Render the lines of this listing as a numbered list, omitting any blank lines.

** start of THE INPUT **

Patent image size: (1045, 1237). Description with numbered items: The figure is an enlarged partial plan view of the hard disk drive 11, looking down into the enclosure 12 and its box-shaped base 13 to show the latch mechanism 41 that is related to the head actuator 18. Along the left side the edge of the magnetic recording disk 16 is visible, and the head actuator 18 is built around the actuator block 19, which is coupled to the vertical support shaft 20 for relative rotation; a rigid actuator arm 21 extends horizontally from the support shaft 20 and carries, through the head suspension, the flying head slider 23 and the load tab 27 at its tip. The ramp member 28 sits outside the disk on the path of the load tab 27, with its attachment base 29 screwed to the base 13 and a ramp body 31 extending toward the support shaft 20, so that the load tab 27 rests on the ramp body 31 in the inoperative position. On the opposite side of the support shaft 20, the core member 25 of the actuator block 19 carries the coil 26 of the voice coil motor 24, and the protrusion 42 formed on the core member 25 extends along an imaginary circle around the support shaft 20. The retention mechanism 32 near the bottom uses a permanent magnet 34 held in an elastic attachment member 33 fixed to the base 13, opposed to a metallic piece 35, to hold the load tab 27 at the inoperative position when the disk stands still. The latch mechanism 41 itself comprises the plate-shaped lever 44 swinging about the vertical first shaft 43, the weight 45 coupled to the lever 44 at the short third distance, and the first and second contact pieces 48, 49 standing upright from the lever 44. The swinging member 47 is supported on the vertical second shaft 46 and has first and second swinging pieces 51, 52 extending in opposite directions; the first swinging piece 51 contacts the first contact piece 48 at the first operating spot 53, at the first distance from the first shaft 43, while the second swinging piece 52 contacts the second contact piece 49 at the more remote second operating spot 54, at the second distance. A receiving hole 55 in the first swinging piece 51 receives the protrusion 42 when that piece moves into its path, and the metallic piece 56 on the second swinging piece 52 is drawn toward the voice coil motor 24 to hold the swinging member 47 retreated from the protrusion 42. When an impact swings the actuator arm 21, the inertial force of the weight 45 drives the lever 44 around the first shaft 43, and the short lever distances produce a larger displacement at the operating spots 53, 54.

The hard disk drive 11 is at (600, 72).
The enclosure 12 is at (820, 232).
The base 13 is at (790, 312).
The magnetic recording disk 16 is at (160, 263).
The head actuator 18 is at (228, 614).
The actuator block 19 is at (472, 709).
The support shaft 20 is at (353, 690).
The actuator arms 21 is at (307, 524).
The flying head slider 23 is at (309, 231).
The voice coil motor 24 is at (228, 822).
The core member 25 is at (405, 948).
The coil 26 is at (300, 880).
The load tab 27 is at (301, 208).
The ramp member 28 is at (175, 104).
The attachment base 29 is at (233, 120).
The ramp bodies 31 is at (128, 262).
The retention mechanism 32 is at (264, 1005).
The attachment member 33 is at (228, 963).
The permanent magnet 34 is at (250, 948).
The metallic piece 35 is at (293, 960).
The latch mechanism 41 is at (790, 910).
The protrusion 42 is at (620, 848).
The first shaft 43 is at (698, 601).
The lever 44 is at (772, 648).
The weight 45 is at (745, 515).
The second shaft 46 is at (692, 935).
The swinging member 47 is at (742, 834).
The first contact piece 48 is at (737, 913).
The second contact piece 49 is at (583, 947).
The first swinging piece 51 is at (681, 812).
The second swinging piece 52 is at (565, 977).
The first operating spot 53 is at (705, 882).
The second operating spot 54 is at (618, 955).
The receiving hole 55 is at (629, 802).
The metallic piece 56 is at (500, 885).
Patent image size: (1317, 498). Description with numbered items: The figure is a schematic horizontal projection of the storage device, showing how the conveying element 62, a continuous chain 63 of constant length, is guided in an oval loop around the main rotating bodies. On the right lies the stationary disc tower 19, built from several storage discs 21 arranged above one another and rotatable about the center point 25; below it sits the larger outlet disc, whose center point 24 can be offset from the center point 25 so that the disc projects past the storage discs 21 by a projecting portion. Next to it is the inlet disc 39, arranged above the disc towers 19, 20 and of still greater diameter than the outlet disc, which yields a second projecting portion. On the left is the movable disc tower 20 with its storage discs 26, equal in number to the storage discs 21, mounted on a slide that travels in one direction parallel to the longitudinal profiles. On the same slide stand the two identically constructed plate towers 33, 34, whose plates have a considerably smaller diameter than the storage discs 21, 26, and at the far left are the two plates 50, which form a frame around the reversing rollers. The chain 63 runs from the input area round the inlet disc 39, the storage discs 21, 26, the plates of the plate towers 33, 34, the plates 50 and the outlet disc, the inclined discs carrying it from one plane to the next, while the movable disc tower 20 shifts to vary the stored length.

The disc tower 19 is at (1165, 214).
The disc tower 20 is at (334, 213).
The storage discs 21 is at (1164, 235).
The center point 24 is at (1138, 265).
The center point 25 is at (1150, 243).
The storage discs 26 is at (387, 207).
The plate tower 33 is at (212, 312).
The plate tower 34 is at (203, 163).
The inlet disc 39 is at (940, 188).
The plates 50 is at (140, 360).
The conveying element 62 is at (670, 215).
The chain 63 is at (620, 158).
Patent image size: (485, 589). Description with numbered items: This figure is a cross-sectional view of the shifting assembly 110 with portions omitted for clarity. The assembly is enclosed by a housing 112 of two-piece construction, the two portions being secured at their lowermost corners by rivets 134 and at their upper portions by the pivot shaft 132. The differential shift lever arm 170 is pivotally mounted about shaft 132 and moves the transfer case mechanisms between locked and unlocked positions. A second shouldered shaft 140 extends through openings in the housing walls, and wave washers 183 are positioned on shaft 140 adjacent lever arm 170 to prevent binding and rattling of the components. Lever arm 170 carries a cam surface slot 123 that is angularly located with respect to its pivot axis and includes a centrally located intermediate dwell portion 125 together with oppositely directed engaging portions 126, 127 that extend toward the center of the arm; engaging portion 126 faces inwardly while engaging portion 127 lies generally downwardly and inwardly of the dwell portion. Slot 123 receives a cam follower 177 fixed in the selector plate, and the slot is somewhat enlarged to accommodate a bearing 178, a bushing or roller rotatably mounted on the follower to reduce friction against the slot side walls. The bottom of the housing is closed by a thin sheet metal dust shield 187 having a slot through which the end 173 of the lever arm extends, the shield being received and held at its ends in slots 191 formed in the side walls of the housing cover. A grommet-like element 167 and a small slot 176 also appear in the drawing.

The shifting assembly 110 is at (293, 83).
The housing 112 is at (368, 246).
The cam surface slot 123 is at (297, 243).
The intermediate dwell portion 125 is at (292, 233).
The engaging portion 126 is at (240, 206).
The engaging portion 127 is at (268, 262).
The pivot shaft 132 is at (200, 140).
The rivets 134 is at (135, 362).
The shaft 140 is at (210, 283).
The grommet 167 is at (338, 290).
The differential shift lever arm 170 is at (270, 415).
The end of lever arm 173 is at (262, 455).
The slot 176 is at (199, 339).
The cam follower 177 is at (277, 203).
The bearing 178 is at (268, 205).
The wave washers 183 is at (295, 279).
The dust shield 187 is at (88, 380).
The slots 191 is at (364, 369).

** end of THE INPUT **

RESPONSE TO THIS EXERCISE =
1. Patent image size: (1045, 1237). Description with numbered items: The figure is an enlarged partial plan view of the hard disk drive 11, looking down into the enclosure 12 and its box-shaped base 13 to show the latch mechanism 41 that is related to the head actuator 18. Along the left side the edge of the magnetic recording disk 16 is visible, and the head actuator 18 is built around the actuator block 19, which is coupled to the vertical support shaft 20 for relative rotation; a rigid actuator arm 21 extends horizontally from the support shaft 20 and carries, through the head suspension, the flying head slider 23 and the load tab 27 at its tip. The ramp member 28 sits outside the disk on the path of the load tab 27, with its attachment base 29 screwed to the base 13 and a ramp body 31 extending toward the support shaft 20, so that the load tab 27 rests on the ramp body 31 in the inoperative position. On the opposite side of the support shaft 20, the core member 25 of the actuator block 19 carries the coil 26 of the voice coil motor 24, and the protrusion 42 formed on the core member 25 extends along an imaginary circle around the support shaft 20. The retention mechanism 32 near the bottom uses a permanent magnet 34 held in an elastic attachment member 33 fixed to the base 13, opposed to a metallic piece 35, to hold the load tab 27 at the inoperative position when the disk stands still. The latch mechanism 41 itself comprises the plate-shaped lever 44 swinging about the vertical first shaft 43, the weight 45 coupled to the lever 44 at the short third distance, and the first and second contact pieces 48, 49 standing upright from the lever 44. The swinging member 47 is supported on the vertical second shaft 46 and has first and second swinging pieces 51, 52 extending in opposite directions; the first swinging piece 51 contacts the first contact piece 48 at the first operating spot 53, at the first distance from the first shaft 43, while the second swinging piece 52 contacts the second contact piece 49 at the more remote second operating spot 54, at the second distance. A receiving hole 55 in the first swinging piece 51 receives the protrusion 42 when that piece moves into its path, and the metallic piece 56 on the second swinging piece 52 is drawn toward the voice coil motor 24 to hold the swinging member 47 retreated from the protrusion 42. When an impact swings the actuator arm 21, the inertial force of the weight 45 drives the lever 44 around the first shaft 43, and the short lever distances produce a larger displacement at the operating spots 53, 54.
2. The hard disk drive 11 is at (600, 72).
3. The enclosure 12 is at (820, 232).
4. The base 13 is at (790, 312).
5. The magnetic recording disk 16 is at (160, 263).
6. The head actuator 18 is at (228, 614).
7. The actuator block 19 is at (472, 709).
8. The support shaft 20 is at (353, 690).
9. The actuator arms 21 is at (307, 524).
10. The flying head slider 23 is at (309, 231).
11. The voice coil motor 24 is at (228, 822).
12. The core member 25 is at (405, 948).
13. The coil 26 is at (300, 880).
14. The load tab 27 is at (301, 208).
15. The ramp member 28 is at (175, 104).
16. The attachment base 29 is at (233, 120).
17. The ramp bodies 31 is at (128, 262).
18. The retention mechanism 32 is at (264, 1005).
19. The attachment member 33 is at (228, 963).
20. The permanent magnet 34 is at (250, 948).
21. The metallic piece 35 is at (293, 960).
22. The latch mechanism 41 is at (790, 910).
23. The protrusion 42 is at (620, 848).
24. The first shaft 43 is at (698, 601).
25. The lever 44 is at (772, 648).
26. The weight 45 is at (745, 515).
27. The second shaft 46 is at (692, 935).
28. The swinging member 47 is at (742, 834).
29. The first contact piece 48 is at (737, 913).
30. The second contact piece 49 is at (583, 947).
31. The first swinging piece 51 is at (681, 812).
32. The second swinging piece 52 is at (565, 977).
33. The first operating spot 53 is at (705, 882).
34. The second operating spot 54 is at (618, 955).
35. The receiving hole 55 is at (629, 802).
36. The metallic piece 56 is at (500, 885).
37. Patent image size: (1317, 498). Description with numbered items: The figure is a schematic horizontal projection of the storage device, showing how the conveying element 62, a continuous chain 63 of constant length, is guided in an oval loop around the main rotating bodies. On the right lies the stationary disc tower 19, built from several storage discs 21 arranged above one another and rotatable about the center point 25; below it sits the larger outlet disc, whose center point 24 can be offset from the center point 25 so that the disc projects past the storage discs 21 by a projecting portion. Next to it is the inlet disc 39, arranged above the disc towers 19, 20 and of still greater diameter than the outlet disc, which yields a second projecting portion. On the left is the movable disc tower 20 with its storage discs 26, equal in number to the storage discs 21, mounted on a slide that travels in one direction parallel to the longitudinal profiles. On the same slide stand the two identically constructed plate towers 33, 34, whose plates have a considerably smaller diameter than the storage discs 21, 26, and at the far left are the two plates 50, which form a frame around the reversing rollers. The chain 63 runs from the input area round the inlet disc 39, the storage discs 21, 26, the plates of the plate towers 33, 34, the plates 50 and the outlet disc, the inclined discs carrying it from one plane to the next, while the movable disc tower 20 shifts to vary the stored length.
38. The disc tower 19 is at (1165, 214).
39. The disc tower 20 is at (334, 213).
40. The storage discs 21 is at (1164, 235).
41. The center point 24 is at (1138, 265).
42. The center point 25 is at (1150, 243).
43. The storage discs 26 is at (387, 207).
44. The plate tower 33 is at (212, 312).
45. The plate tower 34 is at (203, 163).
46. The inlet disc 39 is at (940, 188).
47. The plates 50 is at (140, 360).
48. The conveying element 62 is at (670, 215).
49. The chain 63 is at (620, 158).
50. Patent image size: (485, 589). Description with numbered items: This figure is a cross-sectional view of the shifting assembly 110 with portions omitted for clarity. The assembly is enclosed by a housing 112 of two-piece construction, the two portions being secured at their lowermost corners by rivets 134 and at their upper portions by the pivot shaft 132. The differential shift lever arm 170 is pivotally mounted about shaft 132 and moves the transfer case mechanisms between locked and unlocked positions. A second shouldered shaft 140 extends through openings in the housing walls, and wave washers 183 are positioned on shaft 140 adjacent lever arm 170 to prevent binding and rattling of the components. Lever arm 170 carries a cam surface slot 123 that is angularly located with respect to its pivot axis and includes a centrally located intermediate dwell portion 125 together with oppositely directed engaging portions 126, 127 that extend toward the center of the arm; engaging portion 126 faces inwardly while engaging portion 127 lies generally downwardly and inwardly of the dwell portion. Slot 123 receives a cam follower 177 fixed in the selector plate, and the slot is somewhat enlarged to accommodate a bearing 178, a bushing or roller rotatably mounted on the follower to reduce friction against the slot side walls. The bottom of the housing is closed by a thin sheet metal dust shield 187 having a slot through which the end 173 of the lever arm extends, the shield being received and held at its ends in slots 191 formed in the side walls of the housing cover. A grommet-like element 167 and a small slot 176 also appear in the drawing.
51. The shifting assembly 110 is at (293, 83).
52. The housing 112 is at (368, 246).
53. The cam surface slot 123 is at (297, 243).
54. The intermediate dwell portion 125 is at (292, 233).
55. The engaging portion 126 is at (240, 206).
56. The engaging portion 127 is at (268, 262).
57. The pivot shaft 132 is at (200, 140).
58. The rivets 134 is at (135, 362).
59. The shaft 140 is at (210, 283).
60. The grommet 167 is at (338, 290).
61. The differential shift lever arm 170 is at (270, 415).
62. The end of lever arm 173 is at (262, 455).
63. The slot 176 is at (199, 339).
64. The cam follower 177 is at (277, 203).
65. The bearing 178 is at (268, 205).
66. The wave washers 183 is at (295, 279).
67. The dust shield 187 is at (88, 380).
68. The slots 191 is at (364, 369).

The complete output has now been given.